— PROBLEM TO WORK ON —
Which lines contain the word "Country"? Return each of them as written.
*** RECORDS
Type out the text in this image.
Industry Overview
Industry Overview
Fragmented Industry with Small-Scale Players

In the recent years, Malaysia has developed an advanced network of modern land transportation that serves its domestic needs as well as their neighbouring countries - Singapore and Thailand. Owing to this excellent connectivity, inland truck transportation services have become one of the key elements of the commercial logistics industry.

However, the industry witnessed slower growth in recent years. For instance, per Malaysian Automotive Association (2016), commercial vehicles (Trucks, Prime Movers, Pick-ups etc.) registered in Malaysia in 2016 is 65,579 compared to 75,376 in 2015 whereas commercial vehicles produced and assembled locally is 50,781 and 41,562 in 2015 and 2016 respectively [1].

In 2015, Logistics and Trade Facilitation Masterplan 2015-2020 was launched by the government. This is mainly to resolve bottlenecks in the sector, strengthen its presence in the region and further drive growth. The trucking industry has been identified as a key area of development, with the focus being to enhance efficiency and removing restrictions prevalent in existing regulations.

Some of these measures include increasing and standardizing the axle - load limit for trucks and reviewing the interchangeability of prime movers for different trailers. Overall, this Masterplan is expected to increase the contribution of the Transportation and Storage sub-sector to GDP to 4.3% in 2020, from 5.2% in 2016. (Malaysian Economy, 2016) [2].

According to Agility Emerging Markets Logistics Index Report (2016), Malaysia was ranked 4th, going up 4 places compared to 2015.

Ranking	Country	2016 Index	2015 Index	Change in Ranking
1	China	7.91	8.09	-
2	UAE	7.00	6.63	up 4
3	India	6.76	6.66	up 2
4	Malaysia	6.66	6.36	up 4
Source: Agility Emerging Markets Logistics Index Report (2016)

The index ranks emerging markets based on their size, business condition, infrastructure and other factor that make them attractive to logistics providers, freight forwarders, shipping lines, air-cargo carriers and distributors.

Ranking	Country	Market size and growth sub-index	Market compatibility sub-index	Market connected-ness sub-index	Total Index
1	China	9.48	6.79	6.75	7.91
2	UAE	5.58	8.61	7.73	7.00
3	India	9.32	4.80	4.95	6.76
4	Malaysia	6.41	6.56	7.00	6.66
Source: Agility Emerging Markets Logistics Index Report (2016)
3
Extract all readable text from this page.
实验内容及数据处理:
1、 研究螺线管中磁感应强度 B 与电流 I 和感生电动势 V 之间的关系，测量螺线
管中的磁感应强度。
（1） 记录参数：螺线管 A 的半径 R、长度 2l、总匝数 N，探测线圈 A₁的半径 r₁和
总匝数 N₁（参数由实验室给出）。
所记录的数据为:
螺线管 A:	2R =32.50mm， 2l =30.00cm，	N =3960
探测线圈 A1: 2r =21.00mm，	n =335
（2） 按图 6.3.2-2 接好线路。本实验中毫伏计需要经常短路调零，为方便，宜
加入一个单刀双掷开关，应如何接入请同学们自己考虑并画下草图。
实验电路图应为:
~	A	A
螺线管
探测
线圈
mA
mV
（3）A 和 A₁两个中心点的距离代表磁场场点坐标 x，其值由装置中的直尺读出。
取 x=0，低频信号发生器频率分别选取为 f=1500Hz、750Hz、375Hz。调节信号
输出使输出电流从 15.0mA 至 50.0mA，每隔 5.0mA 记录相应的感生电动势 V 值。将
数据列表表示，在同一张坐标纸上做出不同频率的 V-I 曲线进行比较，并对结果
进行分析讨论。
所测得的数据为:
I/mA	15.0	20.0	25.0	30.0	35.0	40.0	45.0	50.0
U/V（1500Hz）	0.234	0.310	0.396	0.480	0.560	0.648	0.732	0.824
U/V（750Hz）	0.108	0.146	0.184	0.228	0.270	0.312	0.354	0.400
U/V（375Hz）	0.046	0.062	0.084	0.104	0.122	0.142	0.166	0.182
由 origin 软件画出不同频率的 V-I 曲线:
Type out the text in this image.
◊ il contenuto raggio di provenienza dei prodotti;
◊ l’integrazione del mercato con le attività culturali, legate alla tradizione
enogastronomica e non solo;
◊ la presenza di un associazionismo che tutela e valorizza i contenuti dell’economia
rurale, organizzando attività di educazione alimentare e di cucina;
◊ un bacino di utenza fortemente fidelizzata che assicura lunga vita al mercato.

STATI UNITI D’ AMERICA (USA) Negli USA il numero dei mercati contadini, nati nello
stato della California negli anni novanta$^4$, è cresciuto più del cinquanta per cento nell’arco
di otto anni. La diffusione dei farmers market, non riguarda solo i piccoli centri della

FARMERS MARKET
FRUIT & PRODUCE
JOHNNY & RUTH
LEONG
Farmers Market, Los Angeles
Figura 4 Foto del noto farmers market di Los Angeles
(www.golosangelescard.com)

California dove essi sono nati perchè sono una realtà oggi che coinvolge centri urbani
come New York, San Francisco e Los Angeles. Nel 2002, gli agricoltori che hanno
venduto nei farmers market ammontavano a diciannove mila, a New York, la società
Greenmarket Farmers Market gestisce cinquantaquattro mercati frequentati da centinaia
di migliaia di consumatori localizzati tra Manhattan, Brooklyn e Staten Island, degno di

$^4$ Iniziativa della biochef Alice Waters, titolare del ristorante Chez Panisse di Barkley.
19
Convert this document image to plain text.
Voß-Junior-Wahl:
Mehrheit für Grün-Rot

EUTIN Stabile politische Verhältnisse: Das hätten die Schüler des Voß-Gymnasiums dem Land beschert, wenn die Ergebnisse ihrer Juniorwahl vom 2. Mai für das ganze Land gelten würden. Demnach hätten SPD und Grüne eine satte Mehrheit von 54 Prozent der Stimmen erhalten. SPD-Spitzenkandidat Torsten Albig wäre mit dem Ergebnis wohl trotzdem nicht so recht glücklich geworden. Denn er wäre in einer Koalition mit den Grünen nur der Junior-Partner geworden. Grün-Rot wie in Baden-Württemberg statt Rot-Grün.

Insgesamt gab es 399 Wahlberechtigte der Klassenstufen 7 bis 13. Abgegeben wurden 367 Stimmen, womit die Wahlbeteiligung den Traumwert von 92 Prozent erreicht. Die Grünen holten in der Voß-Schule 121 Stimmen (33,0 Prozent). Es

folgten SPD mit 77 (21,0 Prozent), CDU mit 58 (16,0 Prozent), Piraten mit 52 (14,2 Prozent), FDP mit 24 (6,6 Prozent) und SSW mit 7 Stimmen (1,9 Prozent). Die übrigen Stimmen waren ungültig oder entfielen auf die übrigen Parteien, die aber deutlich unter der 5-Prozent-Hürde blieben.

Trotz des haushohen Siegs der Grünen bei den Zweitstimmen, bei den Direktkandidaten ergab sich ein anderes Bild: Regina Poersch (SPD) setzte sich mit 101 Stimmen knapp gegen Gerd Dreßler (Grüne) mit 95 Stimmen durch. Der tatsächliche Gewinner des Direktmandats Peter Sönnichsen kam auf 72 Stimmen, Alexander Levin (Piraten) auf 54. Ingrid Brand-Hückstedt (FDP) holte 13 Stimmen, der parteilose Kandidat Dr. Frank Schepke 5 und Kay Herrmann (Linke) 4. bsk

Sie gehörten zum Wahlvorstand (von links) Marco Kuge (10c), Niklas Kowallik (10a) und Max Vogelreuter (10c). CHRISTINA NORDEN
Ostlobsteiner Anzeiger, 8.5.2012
******
— THE RESPONSE —
Ranking	Country	2016 Index	2015 Index	Change in Ranking
Ranking	Country	Market size and growth sub-index	Market compatibility sub-index	Market connected-ness sub-index	Total Index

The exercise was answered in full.